Entries shown —
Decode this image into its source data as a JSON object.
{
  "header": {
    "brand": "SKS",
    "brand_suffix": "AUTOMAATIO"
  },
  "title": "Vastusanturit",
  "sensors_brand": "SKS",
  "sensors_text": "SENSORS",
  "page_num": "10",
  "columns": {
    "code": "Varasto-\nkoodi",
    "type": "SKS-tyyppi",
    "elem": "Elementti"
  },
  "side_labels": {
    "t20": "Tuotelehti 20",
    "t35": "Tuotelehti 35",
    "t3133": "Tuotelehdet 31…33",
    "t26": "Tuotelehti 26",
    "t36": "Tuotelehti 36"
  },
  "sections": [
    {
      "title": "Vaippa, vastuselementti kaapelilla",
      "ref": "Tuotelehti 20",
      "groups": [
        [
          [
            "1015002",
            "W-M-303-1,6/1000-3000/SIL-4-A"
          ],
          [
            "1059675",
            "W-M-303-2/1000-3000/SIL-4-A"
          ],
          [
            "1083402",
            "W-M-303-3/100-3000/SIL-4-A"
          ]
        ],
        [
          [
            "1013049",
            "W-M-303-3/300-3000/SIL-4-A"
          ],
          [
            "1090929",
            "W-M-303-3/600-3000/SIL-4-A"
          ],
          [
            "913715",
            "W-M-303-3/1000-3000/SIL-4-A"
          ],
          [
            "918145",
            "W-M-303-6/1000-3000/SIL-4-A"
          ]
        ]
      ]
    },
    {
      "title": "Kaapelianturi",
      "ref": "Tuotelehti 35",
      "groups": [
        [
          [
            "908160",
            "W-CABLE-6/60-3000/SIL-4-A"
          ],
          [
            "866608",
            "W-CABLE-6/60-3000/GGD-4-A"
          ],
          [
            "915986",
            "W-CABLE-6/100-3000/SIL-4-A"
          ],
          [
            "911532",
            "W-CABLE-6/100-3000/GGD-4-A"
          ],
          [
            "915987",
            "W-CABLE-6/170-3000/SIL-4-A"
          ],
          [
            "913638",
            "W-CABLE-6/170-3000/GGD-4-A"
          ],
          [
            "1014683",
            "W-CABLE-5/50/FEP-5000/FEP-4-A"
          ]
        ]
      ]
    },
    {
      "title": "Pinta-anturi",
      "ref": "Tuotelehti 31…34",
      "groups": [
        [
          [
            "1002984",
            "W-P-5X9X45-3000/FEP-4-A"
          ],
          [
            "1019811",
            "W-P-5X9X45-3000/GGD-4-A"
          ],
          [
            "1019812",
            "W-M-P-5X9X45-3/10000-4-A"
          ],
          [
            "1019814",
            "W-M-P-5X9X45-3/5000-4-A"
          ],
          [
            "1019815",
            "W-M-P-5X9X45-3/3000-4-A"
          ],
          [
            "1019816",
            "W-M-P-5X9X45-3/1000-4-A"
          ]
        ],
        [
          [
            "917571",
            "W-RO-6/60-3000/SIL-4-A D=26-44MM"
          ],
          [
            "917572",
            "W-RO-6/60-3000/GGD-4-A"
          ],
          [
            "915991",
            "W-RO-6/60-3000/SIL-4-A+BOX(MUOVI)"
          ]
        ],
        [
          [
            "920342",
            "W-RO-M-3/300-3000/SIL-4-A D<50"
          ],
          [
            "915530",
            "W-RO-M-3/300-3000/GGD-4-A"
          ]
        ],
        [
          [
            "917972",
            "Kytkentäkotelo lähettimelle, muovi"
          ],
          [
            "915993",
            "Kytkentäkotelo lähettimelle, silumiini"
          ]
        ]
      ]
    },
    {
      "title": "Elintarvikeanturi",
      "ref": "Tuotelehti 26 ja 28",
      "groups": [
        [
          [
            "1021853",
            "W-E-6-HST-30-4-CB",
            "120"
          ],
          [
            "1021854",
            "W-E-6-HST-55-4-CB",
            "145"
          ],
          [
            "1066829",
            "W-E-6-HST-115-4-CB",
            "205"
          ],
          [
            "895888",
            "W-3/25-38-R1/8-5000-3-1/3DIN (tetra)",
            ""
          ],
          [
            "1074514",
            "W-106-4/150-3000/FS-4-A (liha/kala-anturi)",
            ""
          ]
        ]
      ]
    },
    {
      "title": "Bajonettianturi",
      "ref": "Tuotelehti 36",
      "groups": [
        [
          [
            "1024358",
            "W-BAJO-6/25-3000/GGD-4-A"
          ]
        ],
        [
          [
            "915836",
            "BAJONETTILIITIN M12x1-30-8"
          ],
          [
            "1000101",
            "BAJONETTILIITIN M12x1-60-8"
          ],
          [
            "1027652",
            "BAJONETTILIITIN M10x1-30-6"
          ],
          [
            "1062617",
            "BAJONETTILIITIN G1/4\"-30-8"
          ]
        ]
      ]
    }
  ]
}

To be done — Write out every record shown above, word for word.

The completed task —
Decode this image into its source data as a JSON object.
{
  "header": {
    "brand": "SKS",
    "brand_suffix": "AUTOMAATIO"
  },
  "title": "Vastusanturit",
  "sensors_brand": "SKS",
  "sensors_text": "SENSORS",
  "page_num": "10",
  "columns": {
    "code": "Varasto-\nkoodi",
    "type": "SKS-tyyppi",
    "elem": "Elementti"
  },
  "side_labels": {
    "t20": "Tuotelehti 20",
    "t35": "Tuotelehti 35",
    "t3133": "Tuotelehdet 31…33",
    "t26": "Tuotelehti 26",
    "t36": "Tuotelehti 36"
  },
  "sections": [
    {
      "title": "Vaippa, vastuselementti kaapelilla",
      "ref": "Tuotelehti 20",
      "groups": [
        [
          [
            "1015002",
            "W-M-303-1,6/1000-3000/SIL-4-A"
          ],
          [
            "1059675",
            "W-M-303-2/1000-3000/SIL-4-A"
          ],
          [
            "1083402",
            "W-M-303-3/100-3000/SIL-4-A"
          ]
        ],
        [
          [
            "1013049",
            "W-M-303-3/300-3000/SIL-4-A"
          ],
          [
            "1090929",
            "W-M-303-3/600-3000/SIL-4-A"
          ],
          [
            "913715",
            "W-M-303-3/1000-3000/SIL-4-A"
          ],
          [
            "918145",
            "W-M-303-6/1000-3000/SIL-4-A"
          ]
        ]
      ]
    },
    {
      "title": "Kaapelianturi",
      "ref": "Tuotelehti 35",
      "groups": [
        [
          [
            "908160",
            "W-CABLE-6/60-3000/SIL-4-A"
          ],
          [
            "866608",
            "W-CABLE-6/60-3000/GGD-4-A"
          ],
          [
            "915986",
            "W-CABLE-6/100-3000/SIL-4-A"
          ],
          [
            "911532",
            "W-CABLE-6/100-3000/GGD-4-A"
          ],
          [
            "915987",
            "W-CABLE-6/170-3000/SIL-4-A"
          ],
          [
            "913638",
            "W-CABLE-6/170-3000/GGD-4-A"
          ],
          [
            "1014683",
            "W-CABLE-5/50/FEP-5000/FEP-4-A"
          ]
        ]
      ]
    },
    {
      "title": "Pinta-anturi",
      "ref": "Tuotelehti 31…34",
      "groups": [
        [
          [
            "1002984",
            "W-P-5X9X45-3000/FEP-4-A"
          ],
          [
            "1019811",
            "W-P-5X9X45-3000/GGD-4-A"
          ],
          [
            "1019812",
            "W-M-P-5X9X45-3/10000-4-A"
          ],
          [
            "1019814",
            "W-M-P-5X9X45-3/5000-4-A"
          ],
          [
            "1019815",
            "W-M-P-5X9X45-3/3000-4-A"
          ],
          [
            "1019816",
            "W-M-P-5X9X45-3/1000-4-A"
          ]
        ],
        [
          [
            "917571",
            "W-RO-6/60-3000/SIL-4-A D=26-44MM"
          ],
          [
            "917572",
            "W-RO-6/60-3000/GGD-4-A"
          ],
          [
            "915991",
            "W-RO-6/60-3000/SIL-4-A+BOX(MUOVI)"
          ]
        ],
        [
          [
            "920342",
            "W-RO-M-3/300-3000/SIL-4-A D<50"
          ],
          [
            "915530",
            "W-RO-M-3/300-3000/GGD-4-A"
          ]
        ],
        [
          [
            "917972",
            "Kytkentäkotelo lähettimelle, muovi"
          ],
          [
            "915993",
            "Kytkentäkotelo lähettimelle, silumiini"
          ]
        ]
      ]
    },
    {
      "title": "Elintarvikeanturi",
      "ref": "Tuotelehti 26 ja 28",
      "groups": [
        [
          [
            "1021853",
            "W-E-6-HST-30-4-CB",
            "120"
          ],
          [
            "1021854",
            "W-E-6-HST-55-4-CB",
            "145"
          ],
          [
            "1066829",
            "W-E-6-HST-115-4-CB",
            "205"
          ],
          [
            "895888",
            "W-3/25-38-R1/8-5000-3-1/3DIN (tetra)",
            ""
          ],
          [
            "1074514",
            "W-106-4/150-3000/FS-4-A (liha/kala-anturi)",
            ""
          ]
        ]
      ]
    },
    {
      "title": "Bajonettianturi",
      "ref": "Tuotelehti 36",
      "groups": [
        [
          [
            "1024358",
            "W-BAJO-6/25-3000/GGD-4-A"
          ]
        ],
        [
          [
            "915836",
            "BAJONETTILIITIN M12x1-30-8"
          ],
          [
            "1000101",
            "BAJONETTILIITIN M12x1-60-8"
          ],
          [
            "1027652",
            "BAJONETTILIITIN M10x1-30-6"
          ],
          [
            "1062617",
            "BAJONETTILIITIN G1/4\"-30-8"
          ]
        ]
      ]
    }
  ]
}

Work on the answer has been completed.